ITEMS:
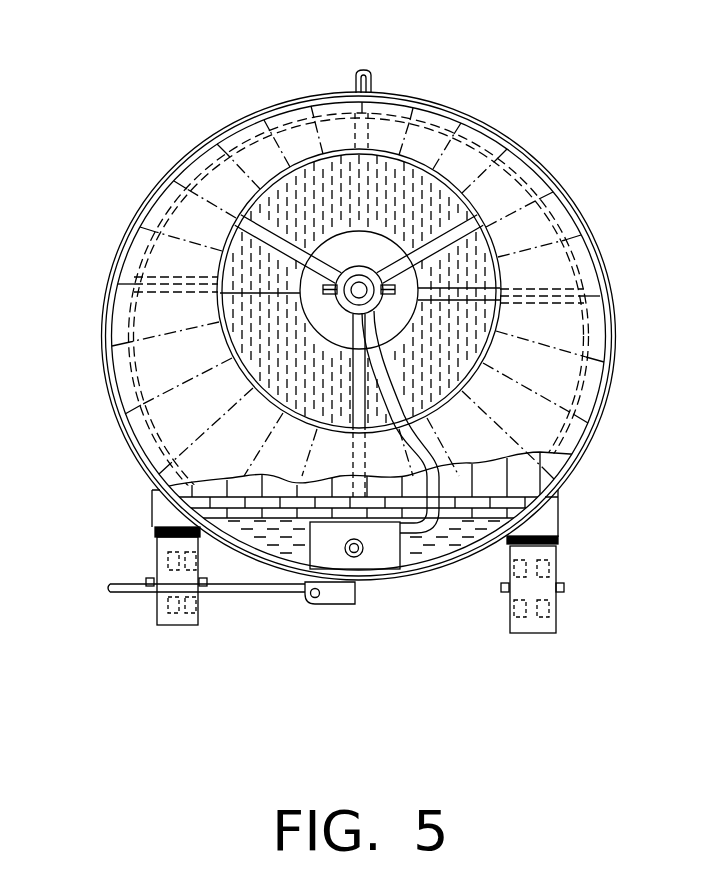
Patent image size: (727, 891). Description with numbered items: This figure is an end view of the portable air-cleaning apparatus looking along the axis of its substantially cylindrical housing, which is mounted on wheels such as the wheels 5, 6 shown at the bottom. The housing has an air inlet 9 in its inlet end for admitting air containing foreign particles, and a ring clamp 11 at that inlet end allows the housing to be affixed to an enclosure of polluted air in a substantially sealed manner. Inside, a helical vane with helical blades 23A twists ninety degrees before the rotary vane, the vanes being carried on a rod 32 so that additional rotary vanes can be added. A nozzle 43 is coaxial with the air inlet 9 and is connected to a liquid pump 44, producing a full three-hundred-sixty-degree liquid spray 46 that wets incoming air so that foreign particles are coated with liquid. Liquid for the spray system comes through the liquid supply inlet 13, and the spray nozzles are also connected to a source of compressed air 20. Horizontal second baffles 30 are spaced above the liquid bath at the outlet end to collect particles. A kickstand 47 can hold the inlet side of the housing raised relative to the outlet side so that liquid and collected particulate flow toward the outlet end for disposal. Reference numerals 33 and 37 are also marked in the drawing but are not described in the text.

The wheel 5 is at (178, 617).
The wheel 6 is at (530, 623).
The air inlet 9 is at (462, 192).
The ring clamp 11 is at (366, 72).
The liquid supply inlet 13 is at (358, 557).
The source of compressed air 20 is at (433, 463).
The helical blade 23A is at (553, 286).
The second baffles 30 is at (523, 505).
The rod 32 is at (328, 282).
The hub 33 is at (340, 297).
The vanes 37 is at (498, 254).
The nozzle 43 is at (323, 232).
The liquid pump 44 is at (388, 555).
The liquid spray 46 is at (393, 188).
The kickstand 47 is at (255, 597).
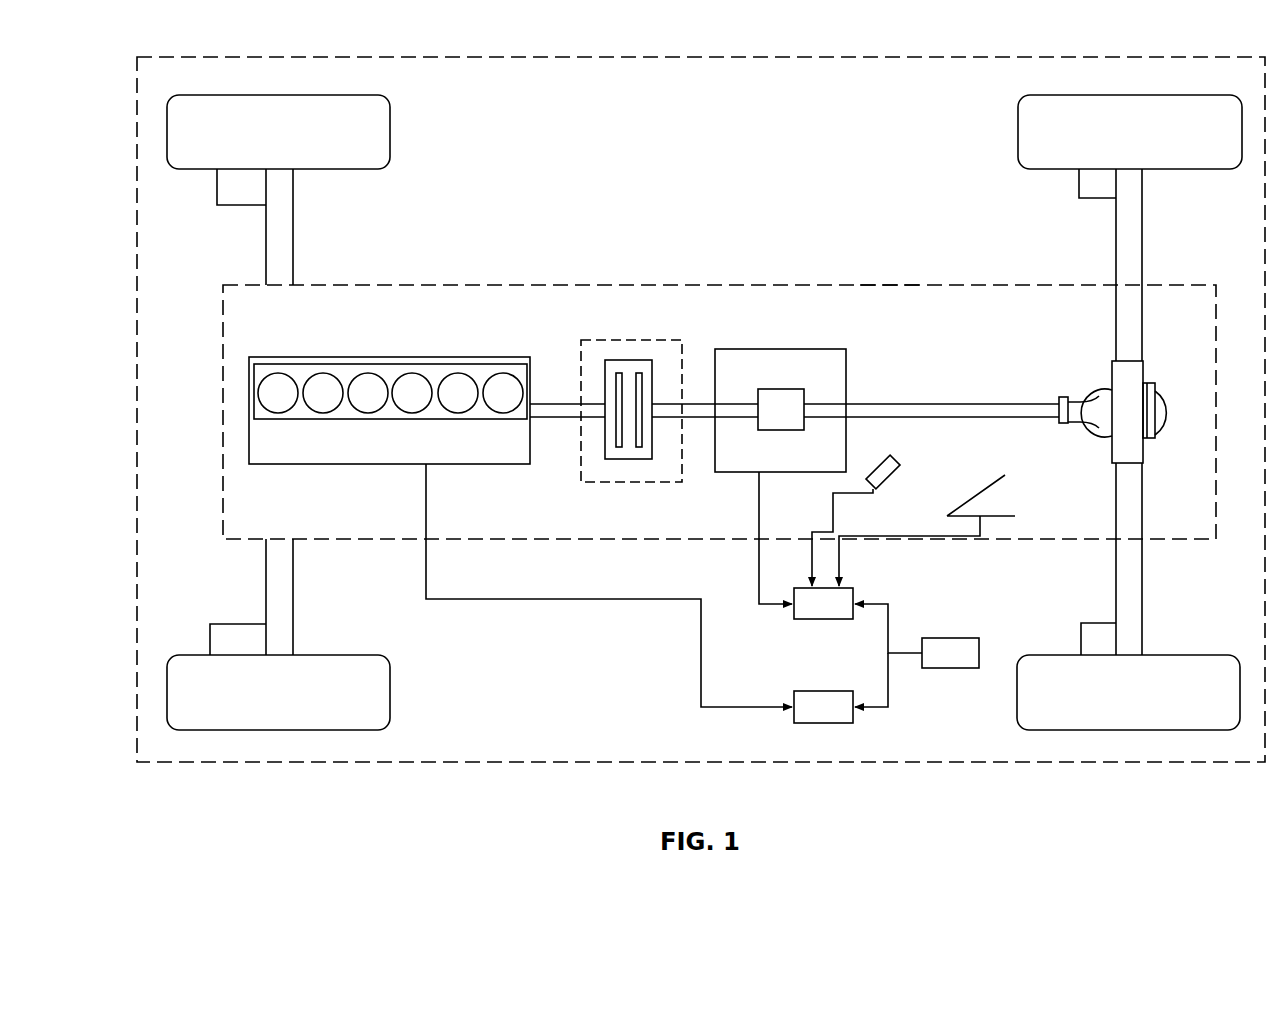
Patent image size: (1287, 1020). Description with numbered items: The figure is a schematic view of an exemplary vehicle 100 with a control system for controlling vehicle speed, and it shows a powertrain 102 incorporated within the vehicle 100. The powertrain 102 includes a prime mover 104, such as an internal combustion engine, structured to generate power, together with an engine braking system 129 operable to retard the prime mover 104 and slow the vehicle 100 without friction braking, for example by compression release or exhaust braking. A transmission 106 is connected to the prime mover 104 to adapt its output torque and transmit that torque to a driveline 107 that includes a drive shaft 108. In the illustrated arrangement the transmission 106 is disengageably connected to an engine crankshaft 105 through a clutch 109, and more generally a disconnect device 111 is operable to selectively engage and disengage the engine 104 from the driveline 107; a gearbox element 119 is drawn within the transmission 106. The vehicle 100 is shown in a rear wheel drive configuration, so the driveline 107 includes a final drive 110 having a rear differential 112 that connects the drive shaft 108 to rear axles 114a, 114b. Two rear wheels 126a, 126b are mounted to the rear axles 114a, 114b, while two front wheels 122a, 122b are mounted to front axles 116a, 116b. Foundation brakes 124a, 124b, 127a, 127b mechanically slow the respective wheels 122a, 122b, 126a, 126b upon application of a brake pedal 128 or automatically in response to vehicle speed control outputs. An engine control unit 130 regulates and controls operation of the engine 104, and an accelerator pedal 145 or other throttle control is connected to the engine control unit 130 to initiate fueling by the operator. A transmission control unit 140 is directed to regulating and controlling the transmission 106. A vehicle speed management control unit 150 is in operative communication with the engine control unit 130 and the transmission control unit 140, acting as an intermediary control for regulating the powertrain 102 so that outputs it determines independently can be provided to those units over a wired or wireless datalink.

The vehicle 100 is at (978, 53).
The powertrain 102 is at (965, 285).
The prime mover 104 is at (409, 456).
The engine crankshaft 105 is at (567, 420).
The transmission 106 is at (791, 472).
The driveline 107 is at (882, 297).
The drive shaft 108 is at (932, 418).
The clutch 109 is at (624, 460).
The final drive 110 is at (1188, 430).
The disconnect device 111 is at (600, 336).
The rear differential 112 is at (1138, 395).
The rear axle 114a is at (1143, 218).
The rear axle 114b is at (1143, 603).
The front axle 116a is at (293, 218).
The front axle 116b is at (293, 605).
The transmission gearbox 119 is at (783, 389).
The front wheel 122a is at (302, 143).
The front wheel 122b is at (302, 704).
The foundation brake 124a is at (217, 197).
The foundation brake 124b is at (238, 624).
The rear wheel 126a is at (1153, 143).
The rear wheel 126b is at (1152, 703).
The foundation brake 127a is at (1090, 198).
The foundation brake 127b is at (1100, 623).
The brake pedal 128 is at (876, 462).
The engine braking system 129 is at (327, 363).
The engine control unit 130 is at (823, 691).
The transmission control unit 140 is at (845, 588).
The accelerator pedal 145 is at (983, 490).
The vehicle speed management control unit 150 is at (980, 638).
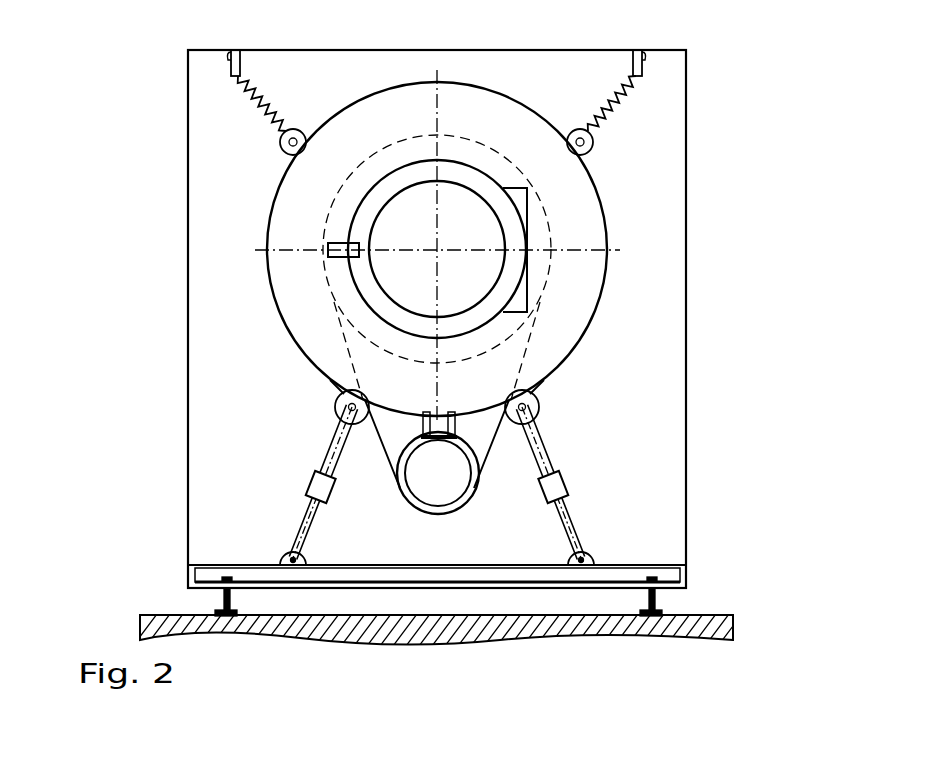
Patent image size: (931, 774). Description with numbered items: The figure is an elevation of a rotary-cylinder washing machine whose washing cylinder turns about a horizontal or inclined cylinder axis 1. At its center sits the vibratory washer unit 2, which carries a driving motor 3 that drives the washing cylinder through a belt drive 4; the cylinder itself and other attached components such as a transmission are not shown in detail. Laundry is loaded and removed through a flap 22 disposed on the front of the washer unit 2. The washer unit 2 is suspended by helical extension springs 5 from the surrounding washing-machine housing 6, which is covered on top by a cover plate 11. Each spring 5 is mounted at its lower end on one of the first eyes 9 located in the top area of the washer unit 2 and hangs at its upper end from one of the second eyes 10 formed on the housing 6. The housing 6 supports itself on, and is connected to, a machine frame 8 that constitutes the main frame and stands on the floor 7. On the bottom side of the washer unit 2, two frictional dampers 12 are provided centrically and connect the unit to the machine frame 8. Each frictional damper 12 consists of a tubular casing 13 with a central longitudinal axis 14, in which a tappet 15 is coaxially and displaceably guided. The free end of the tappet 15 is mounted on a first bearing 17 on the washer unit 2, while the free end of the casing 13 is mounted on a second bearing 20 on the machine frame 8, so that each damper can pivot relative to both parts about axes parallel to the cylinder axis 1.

The cylinder axis 1 is at (437, 250).
The vibratory washer unit 2 is at (614, 202).
The driving motor 3 is at (446, 488).
The belt drive 4 is at (532, 345).
The helical extension springs 5 is at (262, 105).
The washing-machine housing 6 is at (188, 360).
The floor 7 is at (170, 615).
The machine frame 8 is at (196, 585).
The first eyes 9 is at (280, 148).
The second eyes 10 is at (232, 63).
The cover plate 11 is at (262, 50).
The frictional dampers 12 is at (442, 482).
The tubular casing 13 is at (308, 508).
The central longitudinal axis 14 is at (330, 380).
The tappet 15 is at (336, 440).
The first bearing 17 is at (336, 400).
The second bearing 20 is at (290, 560).
The flap 22 is at (360, 218).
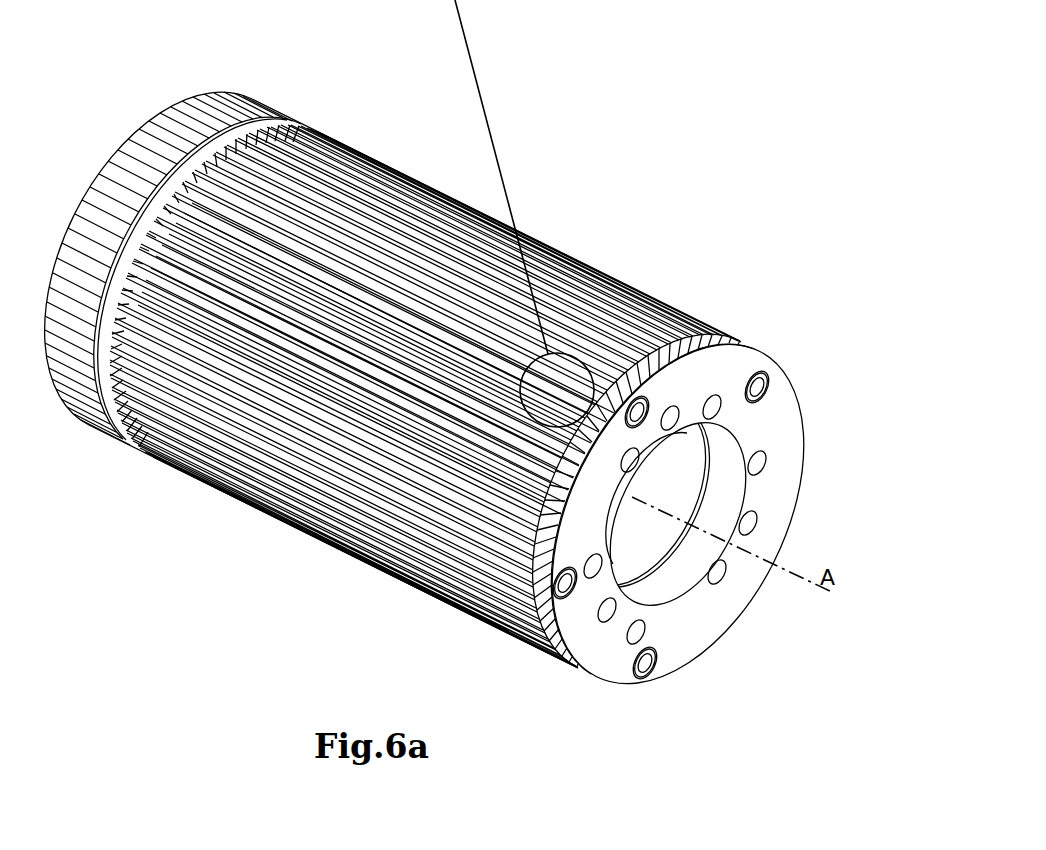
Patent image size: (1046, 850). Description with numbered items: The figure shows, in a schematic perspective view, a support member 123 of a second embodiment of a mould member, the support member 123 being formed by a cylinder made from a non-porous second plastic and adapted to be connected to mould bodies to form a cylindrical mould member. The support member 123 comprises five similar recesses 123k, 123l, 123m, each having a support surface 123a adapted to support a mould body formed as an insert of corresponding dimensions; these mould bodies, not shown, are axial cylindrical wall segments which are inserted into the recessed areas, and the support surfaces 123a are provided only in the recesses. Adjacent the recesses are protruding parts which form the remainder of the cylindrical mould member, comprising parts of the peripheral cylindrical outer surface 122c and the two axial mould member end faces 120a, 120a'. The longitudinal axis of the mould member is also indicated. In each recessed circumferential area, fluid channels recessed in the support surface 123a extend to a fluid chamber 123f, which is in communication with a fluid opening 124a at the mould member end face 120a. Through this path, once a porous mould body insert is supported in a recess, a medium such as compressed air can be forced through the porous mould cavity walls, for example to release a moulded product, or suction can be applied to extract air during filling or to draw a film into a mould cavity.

The axial mould member end face 120a is at (678, 513).
The axial mould member end face 120a' is at (173, 249).
The peripheral cylindrical outer surface 122c is at (285, 110).
The support member 123 is at (415, 340).
The support surface 123a is at (200, 178).
The fluid chamber 123f is at (622, 370).
The recess 123k is at (633, 288).
The recess 123l is at (563, 310).
The recess 123m is at (440, 523).
The fluid opening 124a is at (645, 663).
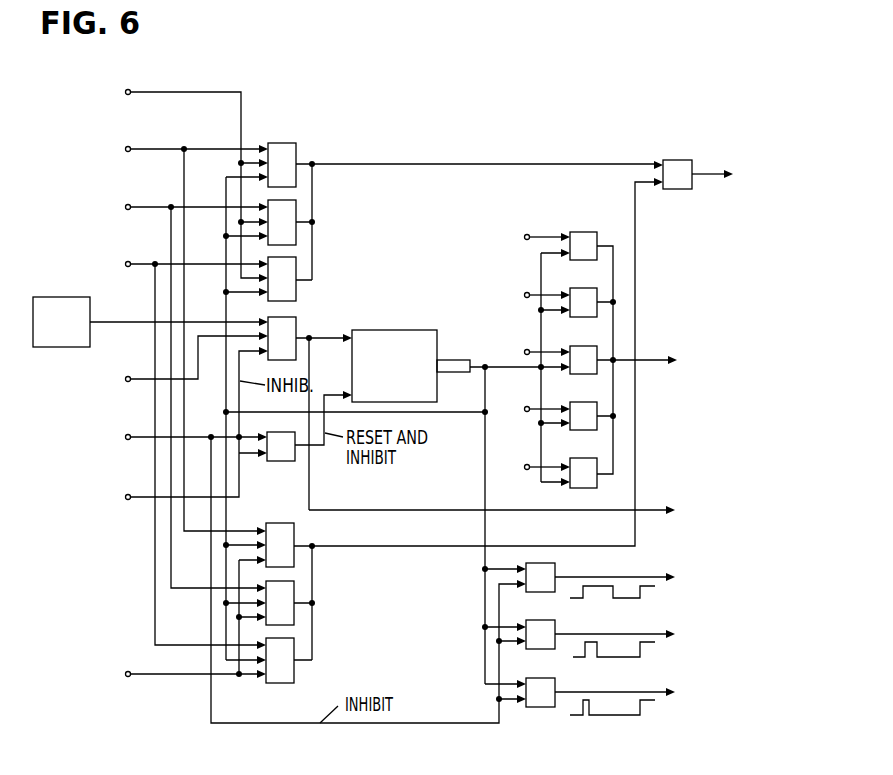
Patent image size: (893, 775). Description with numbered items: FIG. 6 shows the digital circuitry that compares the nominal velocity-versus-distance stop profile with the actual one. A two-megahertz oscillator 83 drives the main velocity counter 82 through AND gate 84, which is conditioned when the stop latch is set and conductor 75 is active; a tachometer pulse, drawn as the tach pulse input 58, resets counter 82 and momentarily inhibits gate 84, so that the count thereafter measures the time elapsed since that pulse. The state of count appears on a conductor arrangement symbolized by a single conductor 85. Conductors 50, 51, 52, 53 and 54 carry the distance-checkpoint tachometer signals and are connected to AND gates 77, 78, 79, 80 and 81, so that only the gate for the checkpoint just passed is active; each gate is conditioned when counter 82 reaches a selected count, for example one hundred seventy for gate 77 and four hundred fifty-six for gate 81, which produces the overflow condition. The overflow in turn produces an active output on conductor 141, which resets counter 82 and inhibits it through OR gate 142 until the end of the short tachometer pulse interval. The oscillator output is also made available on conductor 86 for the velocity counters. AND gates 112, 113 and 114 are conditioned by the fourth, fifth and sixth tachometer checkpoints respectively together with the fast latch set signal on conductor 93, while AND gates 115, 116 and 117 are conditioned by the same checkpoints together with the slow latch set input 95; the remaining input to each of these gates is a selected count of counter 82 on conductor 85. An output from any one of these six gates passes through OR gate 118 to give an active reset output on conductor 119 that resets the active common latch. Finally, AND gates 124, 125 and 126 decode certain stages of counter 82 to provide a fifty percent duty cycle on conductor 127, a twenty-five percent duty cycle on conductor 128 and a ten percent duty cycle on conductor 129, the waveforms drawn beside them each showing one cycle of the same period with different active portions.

The conductor 93 is at (183, 91).
The conductor 50 is at (135, 147).
The conductor 51 is at (135, 205).
The conductor 52 is at (135, 262).
The conductor 53 is at (526, 407).
The conductor 54 is at (526, 465).
The two-megahertz oscillator 83 is at (91, 303).
The conductor 75 is at (145, 376).
The tach pulse input 58 is at (143, 440).
The conductor 141 is at (142, 499).
The slow latch set input 95 is at (149, 631).
The AND gate 112 is at (294, 142).
The AND gate 113 is at (297, 208).
The AND gate 114 is at (297, 266).
The AND gate 84 is at (296, 317).
The OR gate 142 is at (285, 462).
The AND gate 115 is at (295, 535).
The AND gate 116 is at (295, 592).
The AND gate 117 is at (295, 648).
The main velocity counter 82 is at (390, 328).
The conductor 85 is at (475, 356).
The AND gate 77 is at (582, 232).
The AND gate 78 is at (582, 288).
The AND gate 79 is at (582, 346).
The AND gate 80 is at (582, 402).
The AND gate 81 is at (582, 458).
The OR gate 118 is at (672, 157).
The conductor 119 is at (707, 173).
The conductor 86 is at (648, 511).
The AND gate 124 is at (535, 562).
The AND gate 125 is at (540, 620).
The AND gate 126 is at (540, 678).
The conductor 127 is at (588, 578).
The conductor 128 is at (590, 634).
The conductor 129 is at (590, 692).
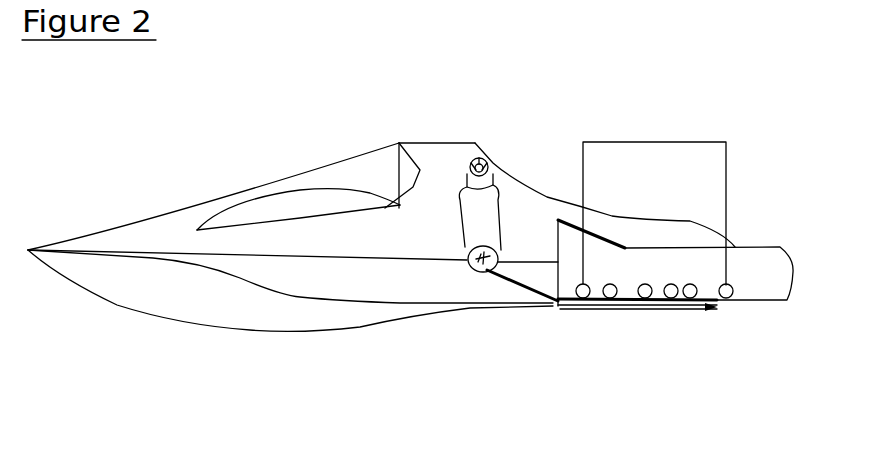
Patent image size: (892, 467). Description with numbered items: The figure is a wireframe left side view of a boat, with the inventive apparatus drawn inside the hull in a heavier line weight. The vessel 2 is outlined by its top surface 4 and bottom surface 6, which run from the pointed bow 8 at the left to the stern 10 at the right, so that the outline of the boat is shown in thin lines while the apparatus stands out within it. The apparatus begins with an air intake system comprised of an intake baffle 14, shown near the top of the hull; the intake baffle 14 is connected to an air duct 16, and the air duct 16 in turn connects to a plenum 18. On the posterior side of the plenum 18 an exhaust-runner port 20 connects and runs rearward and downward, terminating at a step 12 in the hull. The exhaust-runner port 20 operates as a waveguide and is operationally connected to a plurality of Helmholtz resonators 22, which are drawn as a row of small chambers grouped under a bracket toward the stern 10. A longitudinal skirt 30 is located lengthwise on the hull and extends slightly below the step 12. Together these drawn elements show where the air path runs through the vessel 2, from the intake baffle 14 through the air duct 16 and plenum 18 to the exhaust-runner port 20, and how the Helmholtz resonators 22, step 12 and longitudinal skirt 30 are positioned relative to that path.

The vessel 2 is at (399, 138).
The top surface 4 is at (206, 199).
The bottom surface 6 is at (127, 308).
The bow 8 is at (40, 240).
The stern 10 is at (792, 263).
The step 12 is at (560, 308).
The intake baffle 14 is at (486, 160).
The air duct 16 is at (498, 259).
The plenum 18 is at (500, 262).
The exhaust-runner port 20 is at (517, 290).
The Helmholtz resonators 22 is at (654, 208).
The longitudinal skirt 30 is at (712, 308).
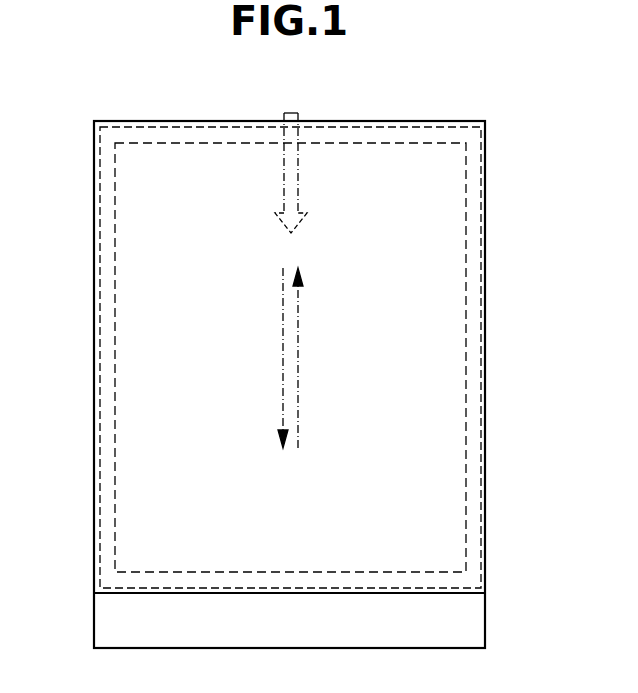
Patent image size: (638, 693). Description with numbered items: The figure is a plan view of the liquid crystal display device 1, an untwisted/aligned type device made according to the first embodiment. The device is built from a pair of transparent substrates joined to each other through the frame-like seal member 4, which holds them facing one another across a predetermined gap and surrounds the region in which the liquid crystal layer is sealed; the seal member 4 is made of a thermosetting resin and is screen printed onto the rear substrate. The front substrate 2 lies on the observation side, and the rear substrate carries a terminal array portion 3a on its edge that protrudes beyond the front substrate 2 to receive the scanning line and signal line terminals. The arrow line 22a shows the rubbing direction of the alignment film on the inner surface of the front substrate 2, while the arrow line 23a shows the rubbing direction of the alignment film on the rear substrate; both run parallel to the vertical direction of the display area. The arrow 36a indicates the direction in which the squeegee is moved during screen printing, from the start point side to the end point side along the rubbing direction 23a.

TASK TO COMPLETE: Render the stretch from the line containing "Patent image size: (1046, 850)." through the line containing "The support member 123 is at (415, 340)." as a Markdown table with the columns Row and Line, giving each line its own numbered row and leaving out blank lines.

CORRECT OUTPUT:
| Row | Line |
|---|---|
| 1 | Patent image size: (1046, 850). Description with numbered items: The figure shows, in a schematic perspective view, a support member 123 of a second embodiment of a mould member, the support member 123 being formed by a cylinder made from a non-porous second plastic and adapted to be connected to mould bodies to form a cylindrical mould member. The support member 123 comprises five similar recesses 123k, 123l, 123m, each having a support surface 123a adapted to support a mould body formed as an insert of corresponding dimensions; these mould bodies, not shown, are axial cylindrical wall segments which are inserted into the recessed areas, and the support surfaces 123a are provided only in the recesses. Adjacent the recesses are protruding parts which form the remainder of the cylindrical mould member, comprising parts of the peripheral cylindrical outer surface 122c and the two axial mould member end faces 120a, 120a'. The longitudinal axis of the mould member is also indicated. In each recessed circumferential area, fluid channels recessed in the support surface 123a extend to a fluid chamber 123f, which is in communication with a fluid opening 124a at the mould member end face 120a. Through this path, once a porous mould body insert is supported in a recess, a medium such as compressed air can be forced through the porous mould cavity walls, for example to release a moulded product, or suction can be applied to extract air during filling or to draw a film into a mould cavity. |
| 2 | The axial mould member end face 120a is at (678, 513). |
| 3 | The axial mould member end face 120a' is at (173, 249). |
| 4 | The peripheral cylindrical outer surface 122c is at (285, 110). |
| 5 | The support member 123 is at (415, 340). |